With the pictures omitted, write out the entries that follow exactly as they stand.

[Data entries]

^^^^^^^^^^^^^^^^

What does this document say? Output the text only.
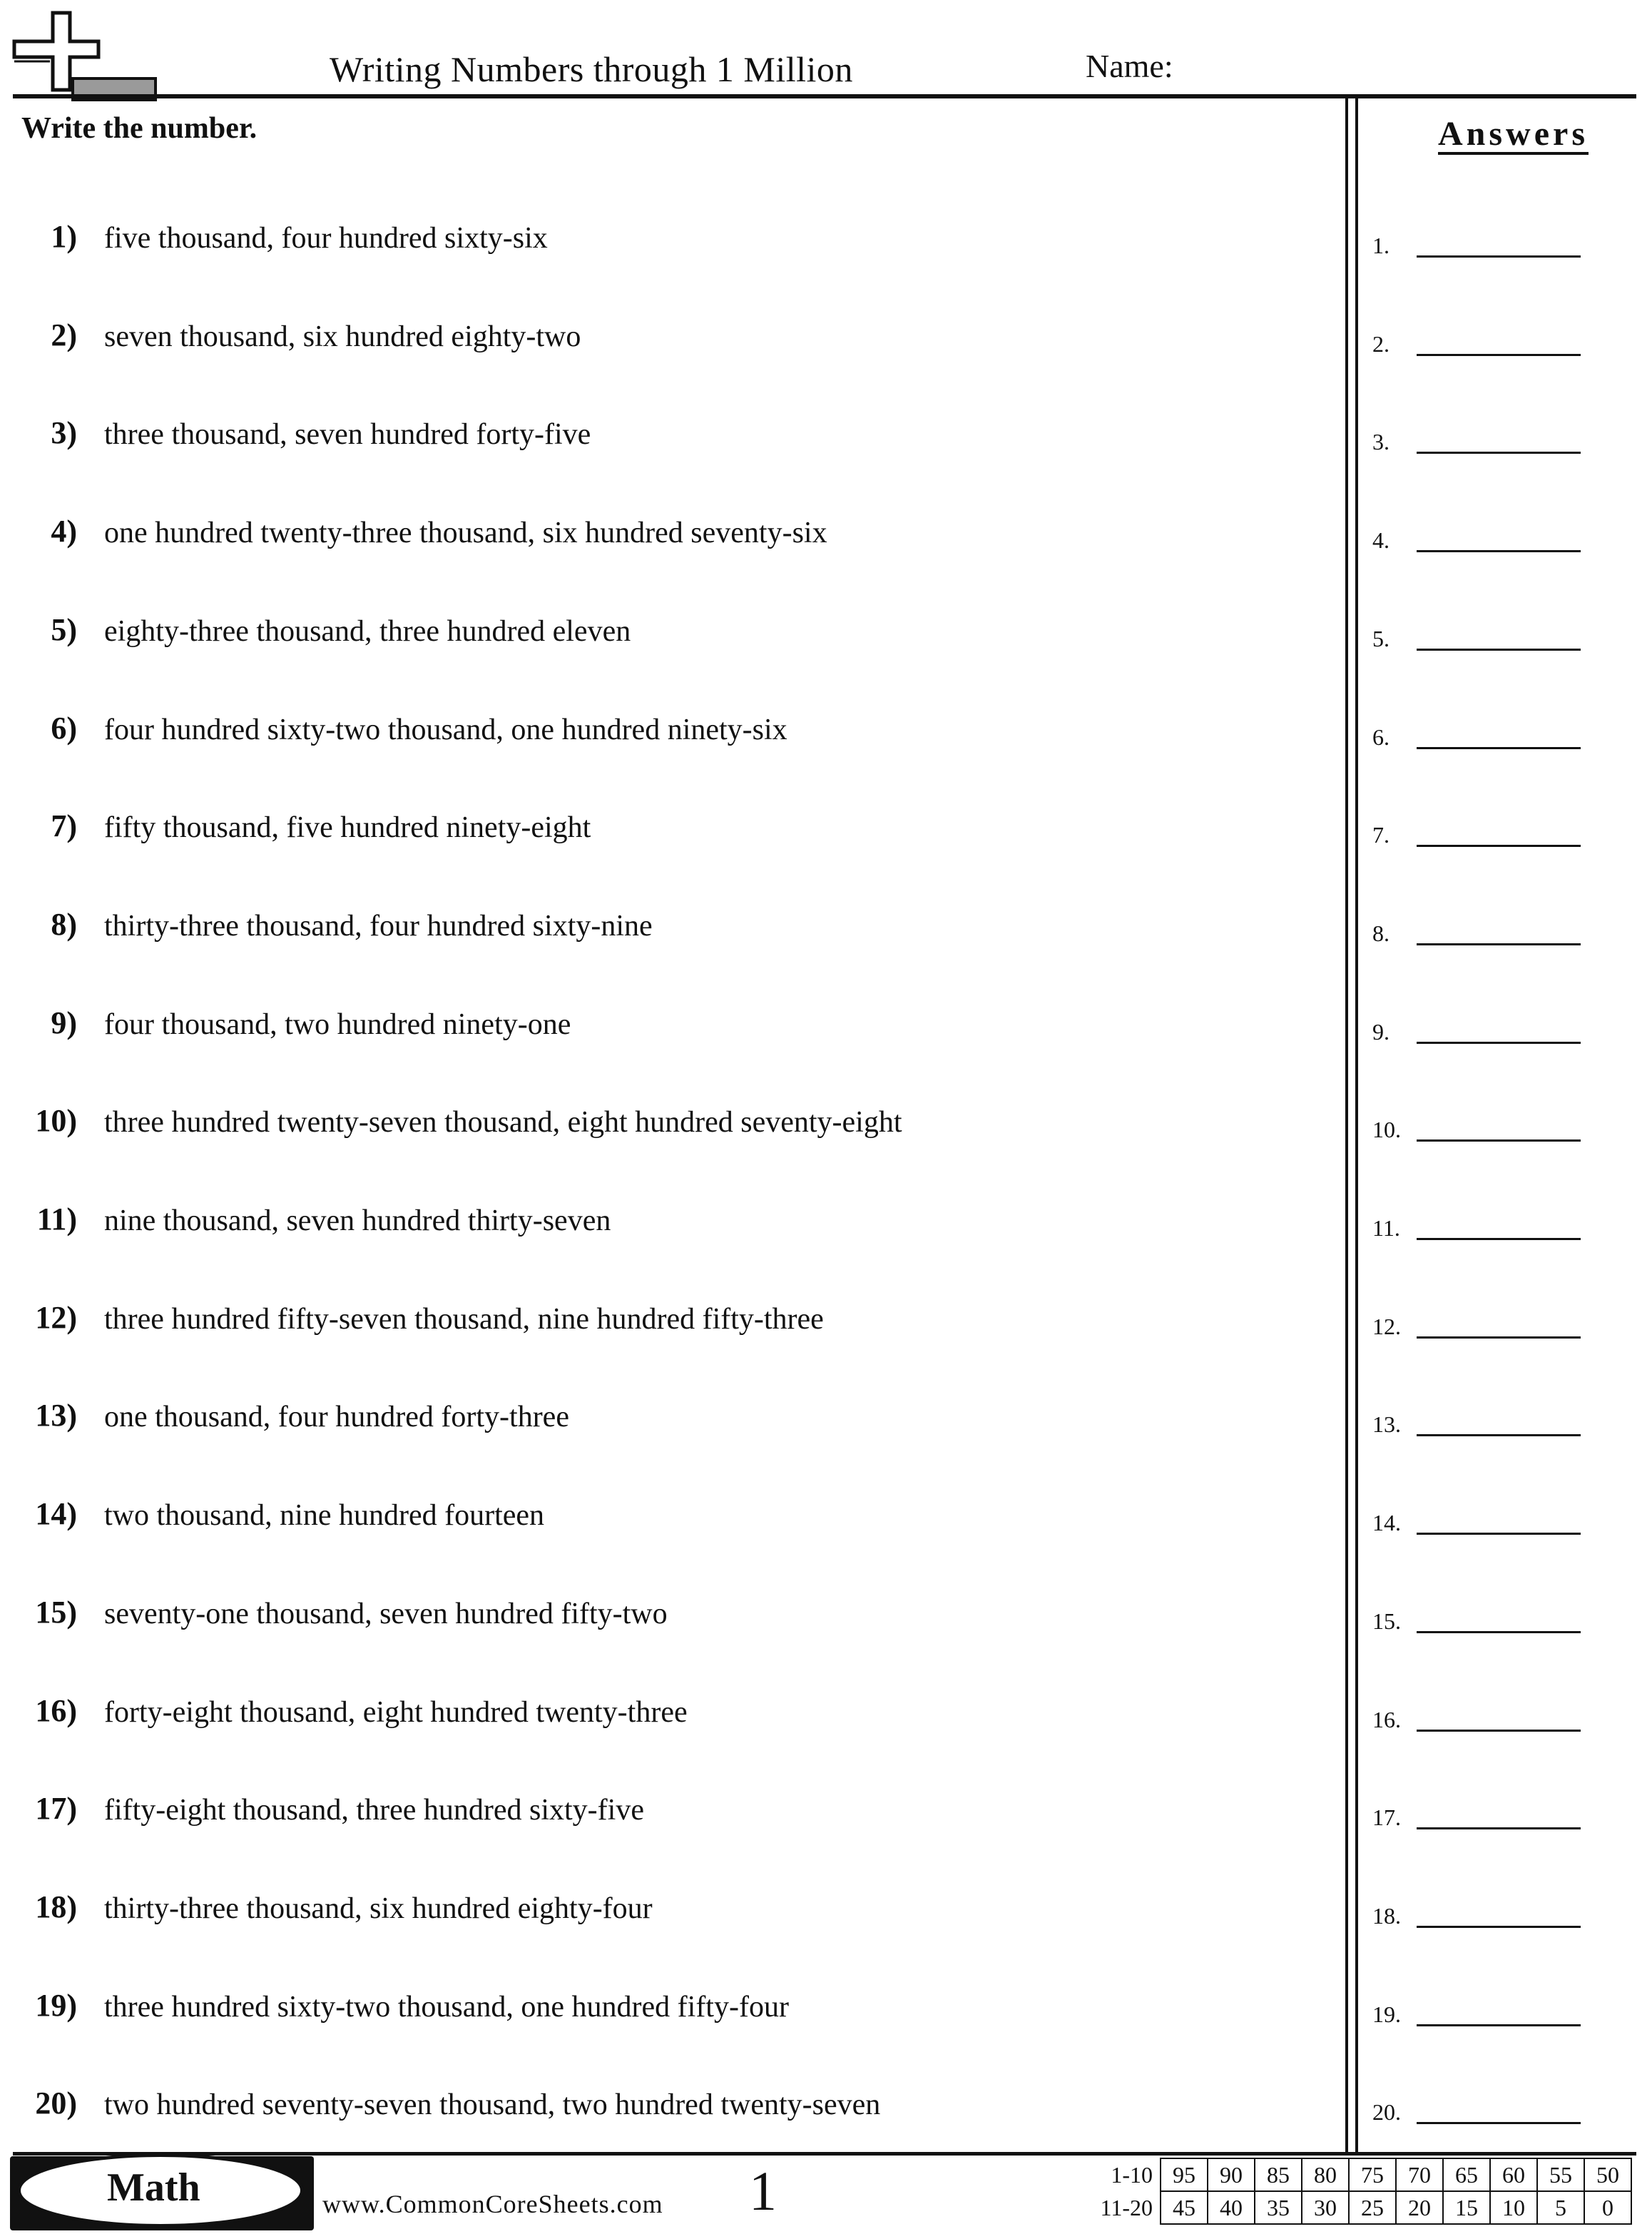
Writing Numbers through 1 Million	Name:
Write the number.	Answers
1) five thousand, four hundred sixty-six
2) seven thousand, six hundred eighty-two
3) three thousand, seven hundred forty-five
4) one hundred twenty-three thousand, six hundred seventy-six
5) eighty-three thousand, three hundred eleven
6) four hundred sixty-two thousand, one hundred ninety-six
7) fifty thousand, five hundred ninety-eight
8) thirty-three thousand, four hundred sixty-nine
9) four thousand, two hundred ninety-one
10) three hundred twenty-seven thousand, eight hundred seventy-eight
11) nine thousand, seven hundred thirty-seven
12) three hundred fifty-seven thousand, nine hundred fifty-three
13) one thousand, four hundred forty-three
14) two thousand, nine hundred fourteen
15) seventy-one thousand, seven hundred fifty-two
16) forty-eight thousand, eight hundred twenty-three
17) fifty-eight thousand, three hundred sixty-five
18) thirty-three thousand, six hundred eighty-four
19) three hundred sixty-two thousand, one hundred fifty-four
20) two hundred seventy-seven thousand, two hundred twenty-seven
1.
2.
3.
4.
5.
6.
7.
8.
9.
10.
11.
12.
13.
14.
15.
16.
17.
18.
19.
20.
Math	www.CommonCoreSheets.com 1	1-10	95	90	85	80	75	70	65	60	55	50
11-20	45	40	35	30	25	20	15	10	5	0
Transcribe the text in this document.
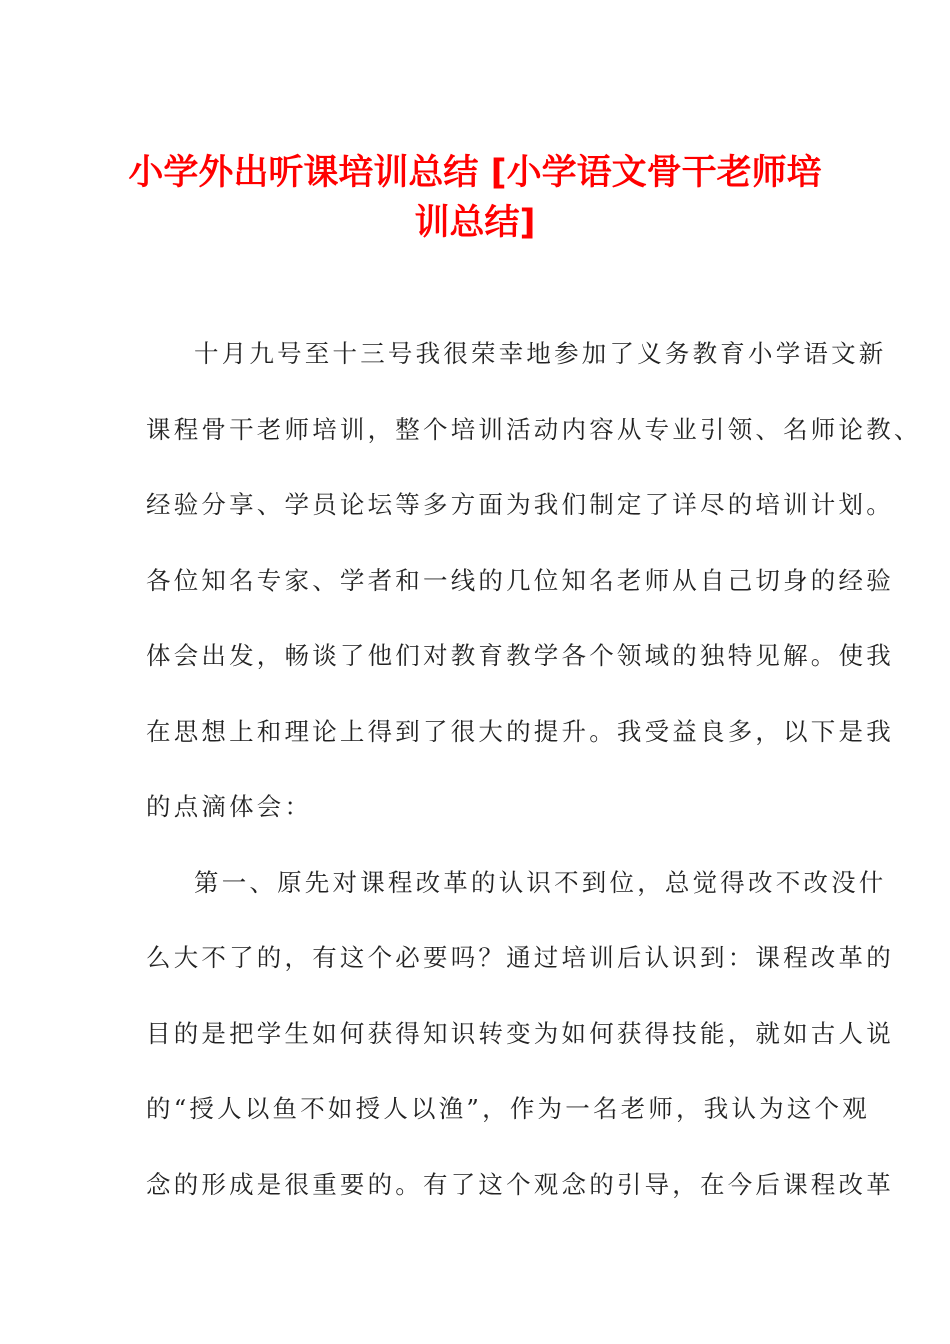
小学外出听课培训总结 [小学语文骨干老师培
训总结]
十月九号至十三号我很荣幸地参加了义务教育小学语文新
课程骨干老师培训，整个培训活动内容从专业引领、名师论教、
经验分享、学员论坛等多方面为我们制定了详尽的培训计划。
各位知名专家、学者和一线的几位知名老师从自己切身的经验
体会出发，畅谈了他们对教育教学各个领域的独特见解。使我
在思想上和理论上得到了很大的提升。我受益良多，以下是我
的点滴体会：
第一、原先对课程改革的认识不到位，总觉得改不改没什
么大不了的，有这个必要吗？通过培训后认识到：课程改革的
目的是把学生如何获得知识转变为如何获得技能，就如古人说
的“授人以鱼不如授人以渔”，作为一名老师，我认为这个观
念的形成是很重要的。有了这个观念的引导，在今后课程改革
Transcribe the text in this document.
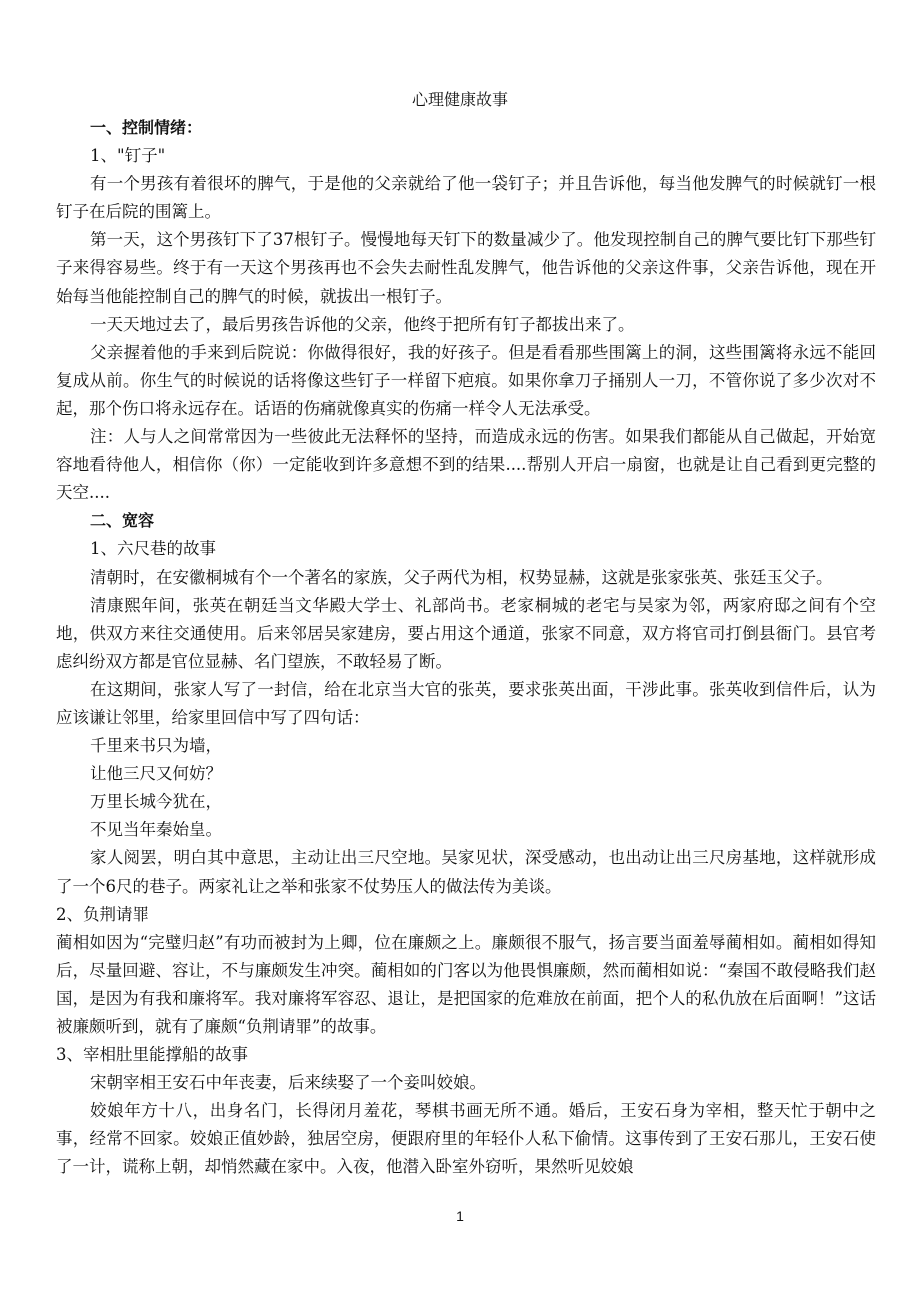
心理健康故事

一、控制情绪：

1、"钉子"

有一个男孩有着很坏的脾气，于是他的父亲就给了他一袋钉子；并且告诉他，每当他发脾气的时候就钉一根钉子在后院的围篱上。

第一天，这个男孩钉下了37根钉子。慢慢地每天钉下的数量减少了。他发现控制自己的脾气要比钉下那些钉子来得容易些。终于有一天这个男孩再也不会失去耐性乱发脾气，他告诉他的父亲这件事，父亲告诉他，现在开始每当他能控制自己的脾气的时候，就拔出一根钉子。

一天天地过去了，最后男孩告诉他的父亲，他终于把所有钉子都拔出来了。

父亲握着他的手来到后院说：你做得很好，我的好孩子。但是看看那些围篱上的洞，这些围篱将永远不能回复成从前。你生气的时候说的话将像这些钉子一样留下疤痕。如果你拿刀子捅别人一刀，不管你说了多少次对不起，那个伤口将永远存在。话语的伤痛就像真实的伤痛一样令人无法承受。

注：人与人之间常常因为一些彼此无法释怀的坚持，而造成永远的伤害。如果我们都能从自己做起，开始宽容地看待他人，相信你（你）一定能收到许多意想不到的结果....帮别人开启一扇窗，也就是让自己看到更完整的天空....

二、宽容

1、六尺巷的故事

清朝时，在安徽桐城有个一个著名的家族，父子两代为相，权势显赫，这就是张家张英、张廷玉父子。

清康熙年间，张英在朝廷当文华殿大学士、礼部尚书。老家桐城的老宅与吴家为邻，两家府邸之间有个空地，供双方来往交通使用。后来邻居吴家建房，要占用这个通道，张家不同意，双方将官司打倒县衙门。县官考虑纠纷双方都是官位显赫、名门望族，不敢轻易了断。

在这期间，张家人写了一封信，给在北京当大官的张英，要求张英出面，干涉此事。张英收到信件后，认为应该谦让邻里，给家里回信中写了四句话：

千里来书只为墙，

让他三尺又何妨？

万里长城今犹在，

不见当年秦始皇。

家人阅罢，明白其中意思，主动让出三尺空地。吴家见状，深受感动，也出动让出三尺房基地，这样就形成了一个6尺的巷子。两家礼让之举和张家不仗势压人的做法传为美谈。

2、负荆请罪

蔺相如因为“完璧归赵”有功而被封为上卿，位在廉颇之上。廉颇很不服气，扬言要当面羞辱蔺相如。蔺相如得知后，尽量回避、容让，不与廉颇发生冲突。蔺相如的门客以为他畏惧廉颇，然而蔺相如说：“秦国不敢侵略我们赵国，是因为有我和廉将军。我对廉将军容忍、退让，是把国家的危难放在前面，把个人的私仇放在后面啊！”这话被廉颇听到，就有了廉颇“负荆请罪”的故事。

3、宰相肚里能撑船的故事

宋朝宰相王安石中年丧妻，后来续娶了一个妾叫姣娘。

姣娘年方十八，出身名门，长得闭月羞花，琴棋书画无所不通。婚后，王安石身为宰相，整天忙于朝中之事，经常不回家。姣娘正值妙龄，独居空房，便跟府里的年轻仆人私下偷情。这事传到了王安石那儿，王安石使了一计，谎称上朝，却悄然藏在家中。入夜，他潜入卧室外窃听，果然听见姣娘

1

^^^^^^^^^^^^^^^^

• RESPONSE TO THE EXERCISE
What does this document say? Output the text only.
Writing Numbers through 1 Million	Name:
Write the number.	Answers
1) five thousand, four hundred sixty-six
2) seven thousand, six hundred eighty-two
3) three thousand, seven hundred forty-five
4) one hundred twenty-three thousand, six hundred seventy-six
5) eighty-three thousand, three hundred eleven
6) four hundred sixty-two thousand, one hundred ninety-six
7) fifty thousand, five hundred ninety-eight
8) thirty-three thousand, four hundred sixty-nine
9) four thousand, two hundred ninety-one
10) three hundred twenty-seven thousand, eight hundred seventy-eight
11) nine thousand, seven hundred thirty-seven
12) three hundred fifty-seven thousand, nine hundred fifty-three
13) one thousand, four hundred forty-three
14) two thousand, nine hundred fourteen
15) seventy-one thousand, seven hundred fifty-two
16) forty-eight thousand, eight hundred twenty-three
17) fifty-eight thousand, three hundred sixty-five
18) thirty-three thousand, six hundred eighty-four
19) three hundred sixty-two thousand, one hundred fifty-four
20) two hundred seventy-seven thousand, two hundred twenty-seven
1.
2.
3.
4.
5.
6.
7.
8.
9.
10.
11.
12.
13.
14.
15.
16.
17.
18.
19.
20.
Math	www.CommonCoreSheets.com 1	1-10	95	90	85	80	75	70	65	60	55	50
11-20	45	40	35	30	25	20	15	10	5	0
Transcribe the text in this document.
小学外出听课培训总结 [小学语文骨干老师培
训总结]
十月九号至十三号我很荣幸地参加了义务教育小学语文新
课程骨干老师培训，整个培训活动内容从专业引领、名师论教、
经验分享、学员论坛等多方面为我们制定了详尽的培训计划。
各位知名专家、学者和一线的几位知名老师从自己切身的经验
体会出发，畅谈了他们对教育教学各个领域的独特见解。使我
在思想上和理论上得到了很大的提升。我受益良多，以下是我
的点滴体会：
第一、原先对课程改革的认识不到位，总觉得改不改没什
么大不了的，有这个必要吗？通过培训后认识到：课程改革的
目的是把学生如何获得知识转变为如何获得技能，就如古人说
的“授人以鱼不如授人以渔”，作为一名老师，我认为这个观
念的形成是很重要的。有了这个观念的引导，在今后课程改革
Transcribe the text in this document.
心理健康故事

一、控制情绪：

1、"钉子"

有一个男孩有着很坏的脾气，于是他的父亲就给了他一袋钉子；并且告诉他，每当他发脾气的时候就钉一根钉子在后院的围篱上。

第一天，这个男孩钉下了37根钉子。慢慢地每天钉下的数量减少了。他发现控制自己的脾气要比钉下那些钉子来得容易些。终于有一天这个男孩再也不会失去耐性乱发脾气，他告诉他的父亲这件事，父亲告诉他，现在开始每当他能控制自己的脾气的时候，就拔出一根钉子。

一天天地过去了，最后男孩告诉他的父亲，他终于把所有钉子都拔出来了。

父亲握着他的手来到后院说：你做得很好，我的好孩子。但是看看那些围篱上的洞，这些围篱将永远不能回复成从前。你生气的时候说的话将像这些钉子一样留下疤痕。如果你拿刀子捅别人一刀，不管你说了多少次对不起，那个伤口将永远存在。话语的伤痛就像真实的伤痛一样令人无法承受。

注：人与人之间常常因为一些彼此无法释怀的坚持，而造成永远的伤害。如果我们都能从自己做起，开始宽容地看待他人，相信你（你）一定能收到许多意想不到的结果....帮别人开启一扇窗，也就是让自己看到更完整的天空....

二、宽容

1、六尺巷的故事

清朝时，在安徽桐城有个一个著名的家族，父子两代为相，权势显赫，这就是张家张英、张廷玉父子。

清康熙年间，张英在朝廷当文华殿大学士、礼部尚书。老家桐城的老宅与吴家为邻，两家府邸之间有个空地，供双方来往交通使用。后来邻居吴家建房，要占用这个通道，张家不同意，双方将官司打倒县衙门。县官考虑纠纷双方都是官位显赫、名门望族，不敢轻易了断。

在这期间，张家人写了一封信，给在北京当大官的张英，要求张英出面，干涉此事。张英收到信件后，认为应该谦让邻里，给家里回信中写了四句话：

千里来书只为墙，

让他三尺又何妨？

万里长城今犹在，

不见当年秦始皇。

家人阅罢，明白其中意思，主动让出三尺空地。吴家见状，深受感动，也出动让出三尺房基地，这样就形成了一个6尺的巷子。两家礼让之举和张家不仗势压人的做法传为美谈。

2、负荆请罪

蔺相如因为“完璧归赵”有功而被封为上卿，位在廉颇之上。廉颇很不服气，扬言要当面羞辱蔺相如。蔺相如得知后，尽量回避、容让，不与廉颇发生冲突。蔺相如的门客以为他畏惧廉颇，然而蔺相如说：“秦国不敢侵略我们赵国，是因为有我和廉将军。我对廉将军容忍、退让，是把国家的危难放在前面，把个人的私仇放在后面啊！”这话被廉颇听到，就有了廉颇“负荆请罪”的故事。

3、宰相肚里能撑船的故事

宋朝宰相王安石中年丧妻，后来续娶了一个妾叫姣娘。

姣娘年方十八，出身名门，长得闭月羞花，琴棋书画无所不通。婚后，王安石身为宰相，整天忙于朝中之事，经常不回家。姣娘正值妙龄，独居空房，便跟府里的年轻仆人私下偷情。这事传到了王安石那儿，王安石使了一计，谎称上朝，却悄然藏在家中。入夜，他潜入卧室外窃听，果然听见姣娘

1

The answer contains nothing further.